### TO BE DONE
How many lines hold the string "redshift"? Reply with the number alone.

··· MATERIAL TO PROCESS ···

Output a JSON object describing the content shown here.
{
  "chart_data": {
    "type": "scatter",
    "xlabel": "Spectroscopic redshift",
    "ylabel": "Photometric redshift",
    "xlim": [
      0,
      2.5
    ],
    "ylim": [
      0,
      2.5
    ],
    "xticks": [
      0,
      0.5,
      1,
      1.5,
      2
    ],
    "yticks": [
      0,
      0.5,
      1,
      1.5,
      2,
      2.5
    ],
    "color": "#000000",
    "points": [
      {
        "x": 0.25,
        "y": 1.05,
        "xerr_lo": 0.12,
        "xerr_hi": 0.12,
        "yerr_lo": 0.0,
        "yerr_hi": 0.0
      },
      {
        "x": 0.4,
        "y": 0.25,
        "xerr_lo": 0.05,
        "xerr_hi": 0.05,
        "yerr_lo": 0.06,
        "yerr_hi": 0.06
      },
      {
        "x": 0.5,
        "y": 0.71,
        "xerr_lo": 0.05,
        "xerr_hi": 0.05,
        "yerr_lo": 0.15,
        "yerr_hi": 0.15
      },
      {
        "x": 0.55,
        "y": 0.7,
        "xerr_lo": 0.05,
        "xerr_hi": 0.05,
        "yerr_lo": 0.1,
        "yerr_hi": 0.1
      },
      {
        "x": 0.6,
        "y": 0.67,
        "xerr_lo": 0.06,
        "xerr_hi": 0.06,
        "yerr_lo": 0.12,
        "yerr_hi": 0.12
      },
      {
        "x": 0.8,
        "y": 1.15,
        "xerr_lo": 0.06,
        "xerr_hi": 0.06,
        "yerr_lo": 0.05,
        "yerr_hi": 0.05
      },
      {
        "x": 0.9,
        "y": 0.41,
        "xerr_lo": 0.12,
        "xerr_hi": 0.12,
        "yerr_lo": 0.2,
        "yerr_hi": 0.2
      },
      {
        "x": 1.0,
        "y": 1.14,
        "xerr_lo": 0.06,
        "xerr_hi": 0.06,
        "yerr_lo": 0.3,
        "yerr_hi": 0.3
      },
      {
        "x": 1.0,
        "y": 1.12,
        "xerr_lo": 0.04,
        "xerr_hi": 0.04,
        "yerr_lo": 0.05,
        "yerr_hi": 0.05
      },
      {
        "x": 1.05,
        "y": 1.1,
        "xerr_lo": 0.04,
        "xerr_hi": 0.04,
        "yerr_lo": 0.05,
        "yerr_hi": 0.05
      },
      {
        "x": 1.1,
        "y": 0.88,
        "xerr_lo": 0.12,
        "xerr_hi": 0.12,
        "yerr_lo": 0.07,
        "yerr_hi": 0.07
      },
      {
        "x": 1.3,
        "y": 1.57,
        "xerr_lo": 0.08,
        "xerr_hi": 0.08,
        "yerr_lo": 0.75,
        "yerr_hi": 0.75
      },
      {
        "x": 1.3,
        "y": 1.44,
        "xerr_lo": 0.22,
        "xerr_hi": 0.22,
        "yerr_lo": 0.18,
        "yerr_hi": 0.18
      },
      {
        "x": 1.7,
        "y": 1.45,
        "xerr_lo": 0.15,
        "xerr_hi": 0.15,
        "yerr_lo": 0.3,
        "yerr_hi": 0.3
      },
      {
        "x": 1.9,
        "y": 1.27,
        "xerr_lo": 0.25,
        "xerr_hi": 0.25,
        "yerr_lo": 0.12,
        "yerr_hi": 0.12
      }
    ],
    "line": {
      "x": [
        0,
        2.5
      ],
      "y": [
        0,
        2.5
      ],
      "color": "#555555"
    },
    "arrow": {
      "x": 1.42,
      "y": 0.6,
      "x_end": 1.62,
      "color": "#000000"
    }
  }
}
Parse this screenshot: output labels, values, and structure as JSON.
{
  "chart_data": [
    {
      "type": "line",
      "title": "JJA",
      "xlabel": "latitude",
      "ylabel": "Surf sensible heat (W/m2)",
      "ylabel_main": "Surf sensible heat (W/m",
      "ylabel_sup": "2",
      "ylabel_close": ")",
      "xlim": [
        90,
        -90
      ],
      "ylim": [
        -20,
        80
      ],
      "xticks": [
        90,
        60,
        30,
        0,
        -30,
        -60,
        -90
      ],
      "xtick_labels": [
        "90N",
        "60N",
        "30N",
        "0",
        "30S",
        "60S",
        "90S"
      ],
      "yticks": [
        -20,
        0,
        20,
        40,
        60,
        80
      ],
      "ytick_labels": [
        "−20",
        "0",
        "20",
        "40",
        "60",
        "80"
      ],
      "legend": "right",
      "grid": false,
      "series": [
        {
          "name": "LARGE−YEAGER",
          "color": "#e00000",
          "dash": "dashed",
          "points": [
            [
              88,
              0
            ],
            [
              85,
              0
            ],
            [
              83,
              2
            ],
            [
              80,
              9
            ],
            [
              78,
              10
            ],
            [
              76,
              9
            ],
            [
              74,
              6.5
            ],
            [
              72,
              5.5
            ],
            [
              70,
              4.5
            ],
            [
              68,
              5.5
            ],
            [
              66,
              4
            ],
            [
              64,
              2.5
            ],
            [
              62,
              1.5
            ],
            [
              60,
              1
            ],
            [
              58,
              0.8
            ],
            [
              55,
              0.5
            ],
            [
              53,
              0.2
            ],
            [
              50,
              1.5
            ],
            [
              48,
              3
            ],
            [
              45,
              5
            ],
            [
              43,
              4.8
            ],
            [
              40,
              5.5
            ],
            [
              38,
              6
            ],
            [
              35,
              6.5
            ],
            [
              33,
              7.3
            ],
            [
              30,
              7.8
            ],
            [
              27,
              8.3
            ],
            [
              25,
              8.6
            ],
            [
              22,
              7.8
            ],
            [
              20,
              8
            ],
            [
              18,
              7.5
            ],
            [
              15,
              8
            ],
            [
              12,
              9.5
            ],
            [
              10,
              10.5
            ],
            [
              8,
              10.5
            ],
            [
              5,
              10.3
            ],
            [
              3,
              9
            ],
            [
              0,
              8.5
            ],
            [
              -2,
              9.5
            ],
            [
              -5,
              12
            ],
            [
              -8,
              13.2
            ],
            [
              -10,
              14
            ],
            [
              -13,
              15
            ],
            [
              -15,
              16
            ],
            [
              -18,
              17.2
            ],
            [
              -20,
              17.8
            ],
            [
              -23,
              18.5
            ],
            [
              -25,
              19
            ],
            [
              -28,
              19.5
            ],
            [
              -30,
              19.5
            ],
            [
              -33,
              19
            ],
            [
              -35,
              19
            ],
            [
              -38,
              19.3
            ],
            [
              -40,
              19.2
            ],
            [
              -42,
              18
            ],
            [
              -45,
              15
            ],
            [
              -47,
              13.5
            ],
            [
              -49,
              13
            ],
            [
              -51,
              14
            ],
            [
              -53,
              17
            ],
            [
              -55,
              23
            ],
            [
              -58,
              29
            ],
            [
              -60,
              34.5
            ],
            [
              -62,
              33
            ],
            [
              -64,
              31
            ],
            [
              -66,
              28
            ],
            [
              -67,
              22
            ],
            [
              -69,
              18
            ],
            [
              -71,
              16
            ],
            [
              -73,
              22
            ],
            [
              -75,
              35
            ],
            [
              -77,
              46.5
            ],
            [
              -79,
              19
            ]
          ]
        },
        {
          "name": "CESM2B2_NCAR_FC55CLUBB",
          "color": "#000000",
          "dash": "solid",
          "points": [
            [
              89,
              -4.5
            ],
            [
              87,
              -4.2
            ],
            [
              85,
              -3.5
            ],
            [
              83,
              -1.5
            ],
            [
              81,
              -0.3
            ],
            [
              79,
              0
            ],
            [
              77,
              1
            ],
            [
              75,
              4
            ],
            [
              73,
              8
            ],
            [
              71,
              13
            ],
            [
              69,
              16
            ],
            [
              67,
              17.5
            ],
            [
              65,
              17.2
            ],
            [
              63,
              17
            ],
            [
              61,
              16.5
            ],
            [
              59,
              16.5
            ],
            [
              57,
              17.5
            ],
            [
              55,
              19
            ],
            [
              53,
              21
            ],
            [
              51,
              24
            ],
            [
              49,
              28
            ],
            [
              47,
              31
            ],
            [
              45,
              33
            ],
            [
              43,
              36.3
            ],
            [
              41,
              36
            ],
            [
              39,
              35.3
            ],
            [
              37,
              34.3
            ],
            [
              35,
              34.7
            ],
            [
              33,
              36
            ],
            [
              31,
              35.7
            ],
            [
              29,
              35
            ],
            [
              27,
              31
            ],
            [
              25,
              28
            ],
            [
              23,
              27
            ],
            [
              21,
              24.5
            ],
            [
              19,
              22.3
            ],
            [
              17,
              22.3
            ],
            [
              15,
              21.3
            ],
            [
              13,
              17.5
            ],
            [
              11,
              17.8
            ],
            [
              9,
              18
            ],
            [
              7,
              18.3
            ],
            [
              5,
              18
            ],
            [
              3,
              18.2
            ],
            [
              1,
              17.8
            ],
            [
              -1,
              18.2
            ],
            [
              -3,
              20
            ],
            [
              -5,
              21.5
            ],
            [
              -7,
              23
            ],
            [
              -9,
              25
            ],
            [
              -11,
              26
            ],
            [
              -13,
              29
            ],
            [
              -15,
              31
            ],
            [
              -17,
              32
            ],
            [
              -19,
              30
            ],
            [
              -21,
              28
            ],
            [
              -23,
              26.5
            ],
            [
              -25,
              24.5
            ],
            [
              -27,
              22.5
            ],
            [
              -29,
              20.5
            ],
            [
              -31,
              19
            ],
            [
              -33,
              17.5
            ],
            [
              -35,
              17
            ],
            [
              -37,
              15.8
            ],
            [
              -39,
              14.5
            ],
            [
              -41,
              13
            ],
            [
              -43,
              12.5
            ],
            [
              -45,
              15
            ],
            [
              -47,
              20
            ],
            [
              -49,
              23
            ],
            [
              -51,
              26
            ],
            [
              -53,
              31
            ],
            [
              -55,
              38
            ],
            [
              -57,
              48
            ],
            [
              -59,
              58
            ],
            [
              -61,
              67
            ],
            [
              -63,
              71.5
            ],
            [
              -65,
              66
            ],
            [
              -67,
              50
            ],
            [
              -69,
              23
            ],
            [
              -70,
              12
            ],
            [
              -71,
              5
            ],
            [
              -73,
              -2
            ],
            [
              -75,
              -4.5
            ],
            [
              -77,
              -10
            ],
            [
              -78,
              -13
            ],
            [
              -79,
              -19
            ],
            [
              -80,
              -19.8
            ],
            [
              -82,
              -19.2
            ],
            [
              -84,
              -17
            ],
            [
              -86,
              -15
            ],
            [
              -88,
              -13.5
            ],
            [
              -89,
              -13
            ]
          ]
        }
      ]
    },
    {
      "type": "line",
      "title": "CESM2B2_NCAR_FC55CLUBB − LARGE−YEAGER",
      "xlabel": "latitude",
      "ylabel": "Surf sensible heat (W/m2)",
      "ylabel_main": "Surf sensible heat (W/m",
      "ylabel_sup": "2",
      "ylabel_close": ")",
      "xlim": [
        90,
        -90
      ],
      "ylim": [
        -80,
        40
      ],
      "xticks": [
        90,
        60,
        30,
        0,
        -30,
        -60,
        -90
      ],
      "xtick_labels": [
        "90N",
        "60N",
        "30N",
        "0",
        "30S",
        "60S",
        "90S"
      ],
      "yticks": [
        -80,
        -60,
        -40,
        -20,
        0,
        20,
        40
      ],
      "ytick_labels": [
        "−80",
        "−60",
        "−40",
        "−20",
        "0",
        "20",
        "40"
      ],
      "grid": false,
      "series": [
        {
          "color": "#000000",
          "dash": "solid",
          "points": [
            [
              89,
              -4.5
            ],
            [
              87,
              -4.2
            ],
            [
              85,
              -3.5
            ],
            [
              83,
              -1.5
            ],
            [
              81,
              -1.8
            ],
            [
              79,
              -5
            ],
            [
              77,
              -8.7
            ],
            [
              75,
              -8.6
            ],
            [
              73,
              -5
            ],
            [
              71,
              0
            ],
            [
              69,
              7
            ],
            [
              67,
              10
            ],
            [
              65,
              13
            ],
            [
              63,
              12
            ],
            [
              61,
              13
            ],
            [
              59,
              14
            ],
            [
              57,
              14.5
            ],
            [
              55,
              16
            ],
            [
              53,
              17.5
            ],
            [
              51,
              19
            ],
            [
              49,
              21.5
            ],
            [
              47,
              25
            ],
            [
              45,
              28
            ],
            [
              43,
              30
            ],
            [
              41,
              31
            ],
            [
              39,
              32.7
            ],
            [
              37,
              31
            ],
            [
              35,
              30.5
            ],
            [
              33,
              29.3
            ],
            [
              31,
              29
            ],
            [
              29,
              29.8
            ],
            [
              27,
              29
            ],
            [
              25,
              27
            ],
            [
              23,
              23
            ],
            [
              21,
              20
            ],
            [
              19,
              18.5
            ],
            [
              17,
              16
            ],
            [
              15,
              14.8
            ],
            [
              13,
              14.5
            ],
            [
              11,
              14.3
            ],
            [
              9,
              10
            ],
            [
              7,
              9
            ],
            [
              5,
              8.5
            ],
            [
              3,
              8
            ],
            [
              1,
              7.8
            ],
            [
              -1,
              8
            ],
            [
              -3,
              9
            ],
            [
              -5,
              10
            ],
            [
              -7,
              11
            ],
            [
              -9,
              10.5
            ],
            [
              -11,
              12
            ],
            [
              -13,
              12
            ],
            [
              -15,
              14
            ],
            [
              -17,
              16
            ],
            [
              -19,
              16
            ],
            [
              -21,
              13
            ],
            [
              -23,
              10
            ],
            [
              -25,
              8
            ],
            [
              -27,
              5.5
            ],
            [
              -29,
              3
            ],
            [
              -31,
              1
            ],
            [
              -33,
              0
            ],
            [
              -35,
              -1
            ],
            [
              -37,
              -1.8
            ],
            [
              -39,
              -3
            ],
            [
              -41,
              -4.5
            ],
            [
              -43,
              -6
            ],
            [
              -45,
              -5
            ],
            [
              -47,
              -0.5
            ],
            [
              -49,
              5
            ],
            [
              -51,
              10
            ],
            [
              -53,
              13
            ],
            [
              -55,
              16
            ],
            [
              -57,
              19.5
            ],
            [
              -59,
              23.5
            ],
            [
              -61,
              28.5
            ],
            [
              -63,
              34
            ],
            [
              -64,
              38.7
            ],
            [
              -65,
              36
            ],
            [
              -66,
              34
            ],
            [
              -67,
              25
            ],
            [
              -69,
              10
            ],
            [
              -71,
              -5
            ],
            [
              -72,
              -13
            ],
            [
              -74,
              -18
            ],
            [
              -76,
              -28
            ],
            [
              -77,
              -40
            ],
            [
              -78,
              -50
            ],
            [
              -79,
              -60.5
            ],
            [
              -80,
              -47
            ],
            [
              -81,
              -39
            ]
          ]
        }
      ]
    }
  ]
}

···

### RESULT
2